■ **Entries**
"""
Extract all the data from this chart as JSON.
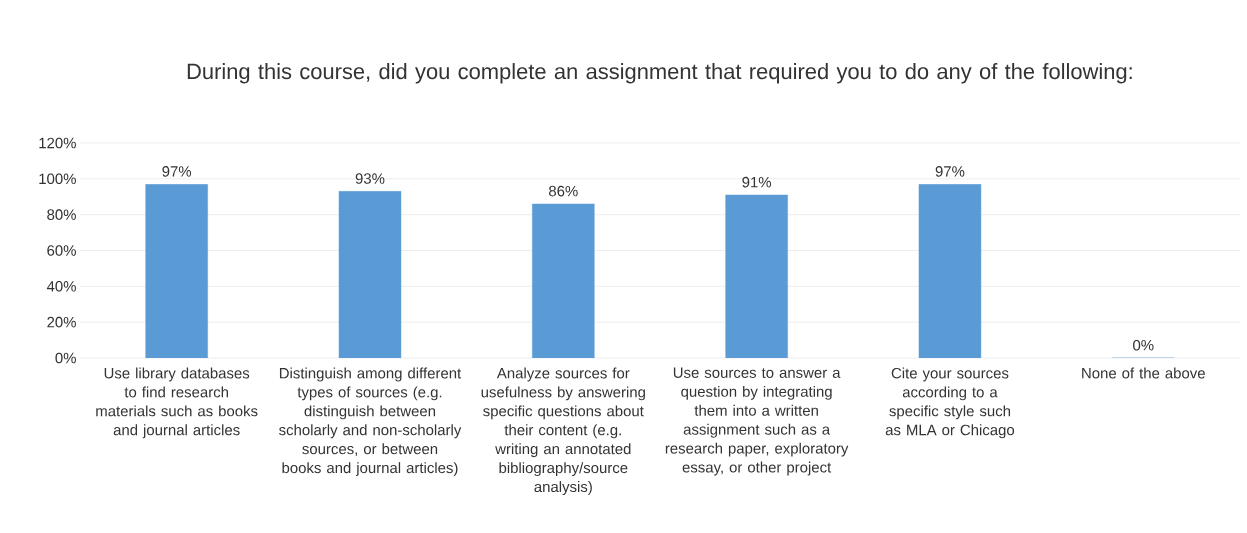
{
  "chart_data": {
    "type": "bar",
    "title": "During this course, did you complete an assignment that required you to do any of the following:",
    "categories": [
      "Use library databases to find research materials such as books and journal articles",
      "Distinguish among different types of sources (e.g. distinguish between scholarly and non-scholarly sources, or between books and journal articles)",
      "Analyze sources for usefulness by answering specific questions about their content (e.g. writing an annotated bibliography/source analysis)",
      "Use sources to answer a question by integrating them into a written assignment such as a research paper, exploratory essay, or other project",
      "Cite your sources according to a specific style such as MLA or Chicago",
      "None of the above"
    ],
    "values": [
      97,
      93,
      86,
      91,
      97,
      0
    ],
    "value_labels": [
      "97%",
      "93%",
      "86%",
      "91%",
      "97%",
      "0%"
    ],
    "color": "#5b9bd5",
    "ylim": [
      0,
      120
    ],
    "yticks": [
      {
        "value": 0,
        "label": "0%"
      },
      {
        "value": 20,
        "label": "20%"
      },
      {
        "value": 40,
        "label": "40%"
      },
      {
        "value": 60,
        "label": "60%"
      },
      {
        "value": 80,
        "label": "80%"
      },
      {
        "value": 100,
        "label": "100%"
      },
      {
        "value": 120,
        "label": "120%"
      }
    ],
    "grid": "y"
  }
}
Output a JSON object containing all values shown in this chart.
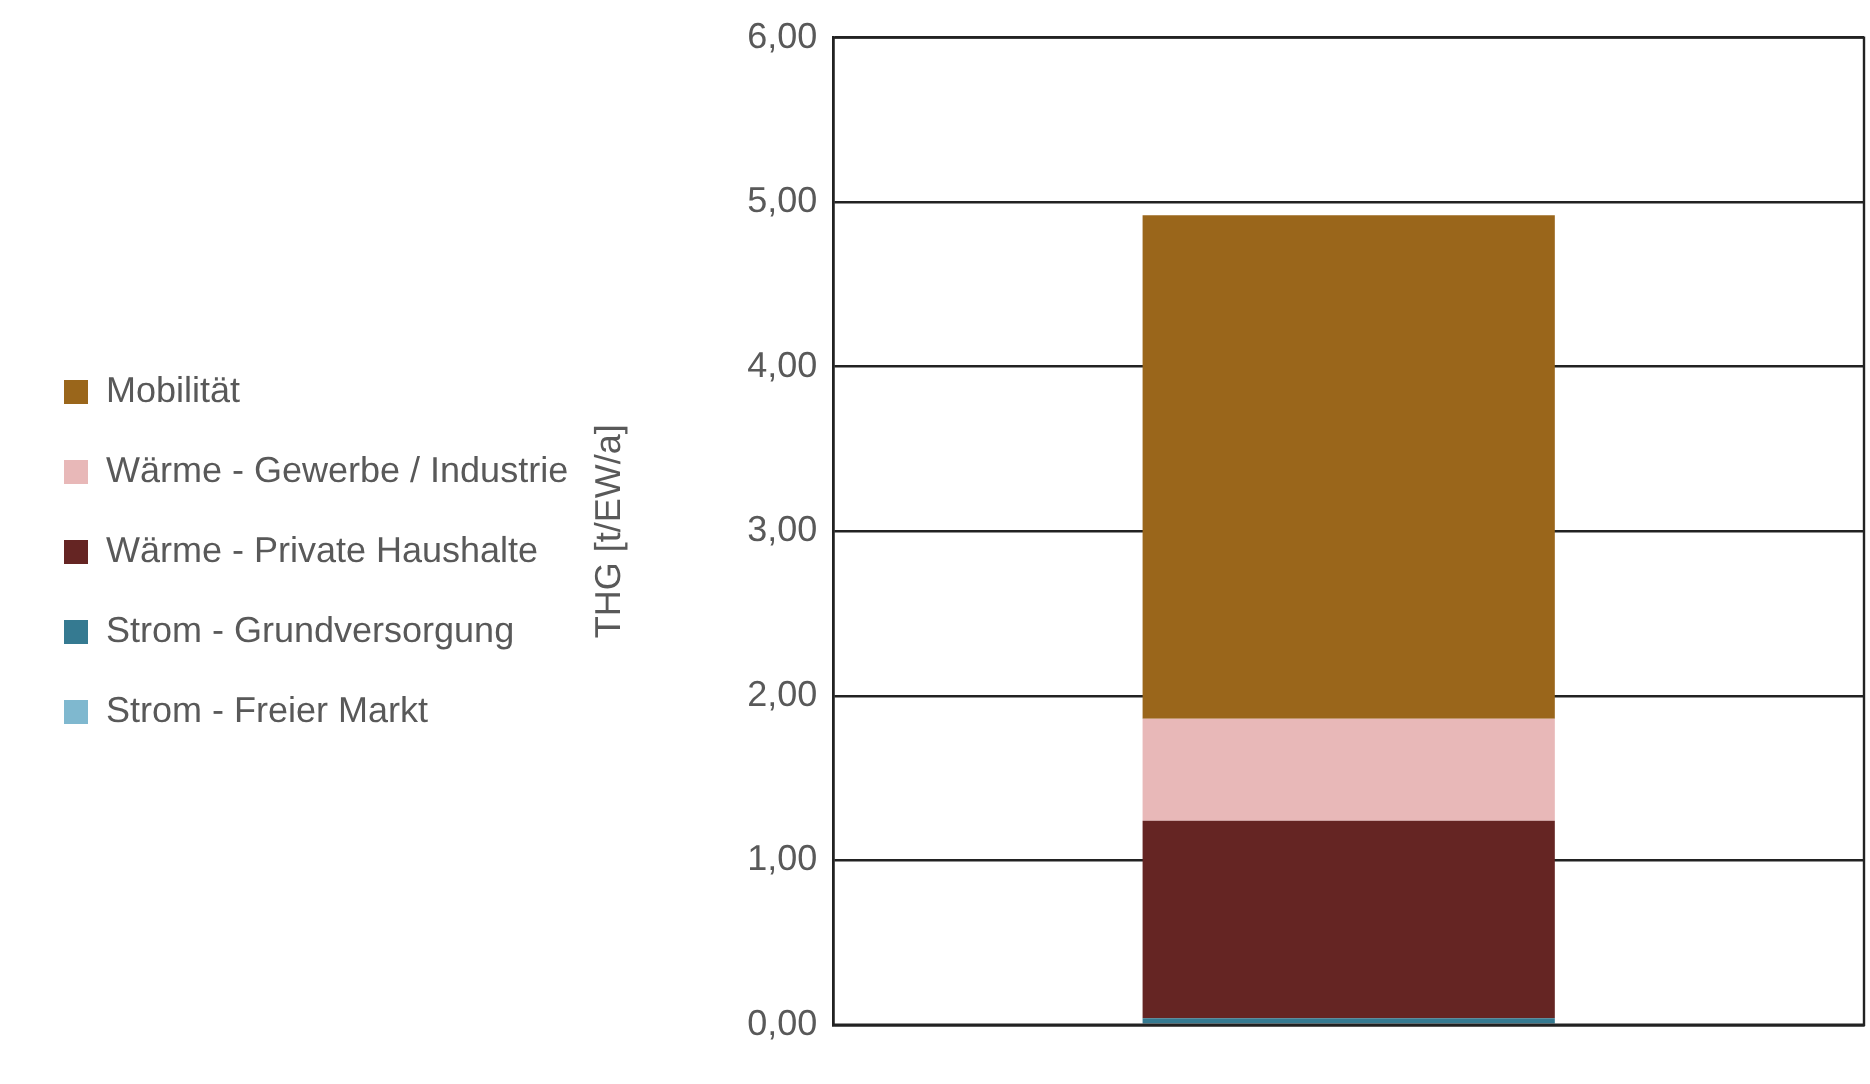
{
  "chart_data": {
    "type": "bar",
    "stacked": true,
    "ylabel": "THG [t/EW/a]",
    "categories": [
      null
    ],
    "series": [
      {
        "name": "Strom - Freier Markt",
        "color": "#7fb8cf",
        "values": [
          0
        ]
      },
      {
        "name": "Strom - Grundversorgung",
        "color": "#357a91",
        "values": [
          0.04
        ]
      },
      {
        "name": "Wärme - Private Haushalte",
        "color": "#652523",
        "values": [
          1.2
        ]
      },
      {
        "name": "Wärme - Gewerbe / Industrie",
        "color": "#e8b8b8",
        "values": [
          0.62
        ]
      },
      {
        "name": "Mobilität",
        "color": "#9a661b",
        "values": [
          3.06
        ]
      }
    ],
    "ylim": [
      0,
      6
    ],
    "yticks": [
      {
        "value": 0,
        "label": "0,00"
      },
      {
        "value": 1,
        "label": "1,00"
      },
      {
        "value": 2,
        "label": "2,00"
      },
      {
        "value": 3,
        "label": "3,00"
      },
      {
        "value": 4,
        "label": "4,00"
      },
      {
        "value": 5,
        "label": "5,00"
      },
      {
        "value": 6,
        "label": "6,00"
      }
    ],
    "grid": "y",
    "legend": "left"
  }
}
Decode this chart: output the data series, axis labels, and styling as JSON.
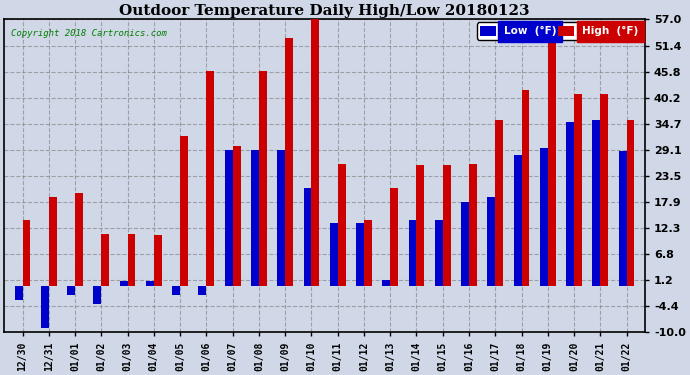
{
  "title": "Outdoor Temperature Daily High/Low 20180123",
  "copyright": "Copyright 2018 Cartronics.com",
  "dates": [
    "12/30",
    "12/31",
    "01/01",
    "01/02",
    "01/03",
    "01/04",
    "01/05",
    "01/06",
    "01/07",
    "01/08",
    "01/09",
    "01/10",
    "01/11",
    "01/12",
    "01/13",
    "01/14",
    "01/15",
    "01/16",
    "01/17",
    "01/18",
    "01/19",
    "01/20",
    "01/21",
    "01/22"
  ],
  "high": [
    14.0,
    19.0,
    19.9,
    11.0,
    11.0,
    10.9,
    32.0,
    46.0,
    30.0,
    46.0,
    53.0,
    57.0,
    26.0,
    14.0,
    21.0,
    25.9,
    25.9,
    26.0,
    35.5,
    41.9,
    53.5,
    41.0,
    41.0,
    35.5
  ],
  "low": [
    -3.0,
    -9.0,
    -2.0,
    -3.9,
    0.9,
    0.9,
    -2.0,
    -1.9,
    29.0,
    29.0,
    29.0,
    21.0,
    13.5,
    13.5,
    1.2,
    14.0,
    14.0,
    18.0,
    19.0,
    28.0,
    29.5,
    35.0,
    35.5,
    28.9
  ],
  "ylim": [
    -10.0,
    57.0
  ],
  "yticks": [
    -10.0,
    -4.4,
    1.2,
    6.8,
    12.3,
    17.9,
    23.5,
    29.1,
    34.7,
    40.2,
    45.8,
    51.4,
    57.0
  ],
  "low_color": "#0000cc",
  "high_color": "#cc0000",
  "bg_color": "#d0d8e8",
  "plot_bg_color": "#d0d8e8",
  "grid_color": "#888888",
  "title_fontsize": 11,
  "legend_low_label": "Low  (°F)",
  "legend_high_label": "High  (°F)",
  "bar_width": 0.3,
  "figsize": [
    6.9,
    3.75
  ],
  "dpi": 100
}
"""
■ **What the task asks**
Print all of the entries word for word. Skip any images they contain.

■ **Finished answer**
Extract all the data from this chart as JSON.
{
  "chart_data": {
    "type": "bar",
    "title": "During this course, did you complete an assignment that required you to do any of the following:",
    "categories": [
      "Use library databases to find research materials such as books and journal articles",
      "Distinguish among different types of sources (e.g. distinguish between scholarly and non-scholarly sources, or between books and journal articles)",
      "Analyze sources for usefulness by answering specific questions about their content (e.g. writing an annotated bibliography/source analysis)",
      "Use sources to answer a question by integrating them into a written assignment such as a research paper, exploratory essay, or other project",
      "Cite your sources according to a specific style such as MLA or Chicago",
      "None of the above"
    ],
    "values": [
      97,
      93,
      86,
      91,
      97,
      0
    ],
    "value_labels": [
      "97%",
      "93%",
      "86%",
      "91%",
      "97%",
      "0%"
    ],
    "color": "#5b9bd5",
    "ylim": [
      0,
      120
    ],
    "yticks": [
      {
        "value": 0,
        "label": "0%"
      },
      {
        "value": 20,
        "label": "20%"
      },
      {
        "value": 40,
        "label": "40%"
      },
      {
        "value": 60,
        "label": "60%"
      },
      {
        "value": 80,
        "label": "80%"
      },
      {
        "value": 100,
        "label": "100%"
      },
      {
        "value": 120,
        "label": "120%"
      }
    ],
    "grid": "y"
  }
}
Output a JSON object containing all values shown in this chart.
{
  "chart_data": {
    "type": "bar",
    "stacked": true,
    "ylabel": "THG [t/EW/a]",
    "categories": [
      null
    ],
    "series": [
      {
        "name": "Strom - Freier Markt",
        "color": "#7fb8cf",
        "values": [
          0
        ]
      },
      {
        "name": "Strom - Grundversorgung",
        "color": "#357a91",
        "values": [
          0.04
        ]
      },
      {
        "name": "Wärme - Private Haushalte",
        "color": "#652523",
        "values": [
          1.2
        ]
      },
      {
        "name": "Wärme - Gewerbe / Industrie",
        "color": "#e8b8b8",
        "values": [
          0.62
        ]
      },
      {
        "name": "Mobilität",
        "color": "#9a661b",
        "values": [
          3.06
        ]
      }
    ],
    "ylim": [
      0,
      6
    ],
    "yticks": [
      {
        "value": 0,
        "label": "0,00"
      },
      {
        "value": 1,
        "label": "1,00"
      },
      {
        "value": 2,
        "label": "2,00"
      },
      {
        "value": 3,
        "label": "3,00"
      },
      {
        "value": 4,
        "label": "4,00"
      },
      {
        "value": 5,
        "label": "5,00"
      },
      {
        "value": 6,
        "label": "6,00"
      }
    ],
    "grid": "y",
    "legend": "left"
  }
}
Decode this chart: output the data series, axis labels, and styling as JSON.
{
  "title": "Outdoor Temperature Daily High/Low 20180123",
  "copyright": "Copyright 2018 Cartronics.com",
  "dates": [
    "12/30",
    "12/31",
    "01/01",
    "01/02",
    "01/03",
    "01/04",
    "01/05",
    "01/06",
    "01/07",
    "01/08",
    "01/09",
    "01/10",
    "01/11",
    "01/12",
    "01/13",
    "01/14",
    "01/15",
    "01/16",
    "01/17",
    "01/18",
    "01/19",
    "01/20",
    "01/21",
    "01/22"
  ],
  "high": [
    14.0,
    19.0,
    19.9,
    11.0,
    11.0,
    10.9,
    32.0,
    46.0,
    30.0,
    46.0,
    53.0,
    57.0,
    26.0,
    14.0,
    21.0,
    25.9,
    25.9,
    26.0,
    35.5,
    41.9,
    53.5,
    41.0,
    41.0,
    35.5
  ],
  "low": [
    -3.0,
    -9.0,
    -2.0,
    -3.9,
    0.9,
    0.9,
    -2.0,
    -1.9,
    29.0,
    29.0,
    29.0,
    21.0,
    13.5,
    13.5,
    1.2,
    14.0,
    14.0,
    18.0,
    19.0,
    28.0,
    29.5,
    35.0,
    35.5,
    28.9
  ],
  "ylim": [
    -10.0,
    57.0
  ],
  "yticks": [
    -10.0,
    -4.4,
    1.2,
    6.8,
    12.3,
    17.9,
    23.5,
    29.1,
    34.7,
    40.2,
    45.8,
    51.4,
    57.0
  ],
  "low_color": "#0000cc",
  "high_color": "#cc0000",
  "bg_color": "#d0d8e8",
  "plot_bg_color": "#d0d8e8",
  "grid_color": "#888888",
  "title_fontsize": 11,
  "legend_low_label": "Low  (°F)",
  "legend_high_label": "High  (°F)",
  "bar_width": 0.3,
  "figsize": [
    6.9,
    3.75
  ],
  "dpi": 100
}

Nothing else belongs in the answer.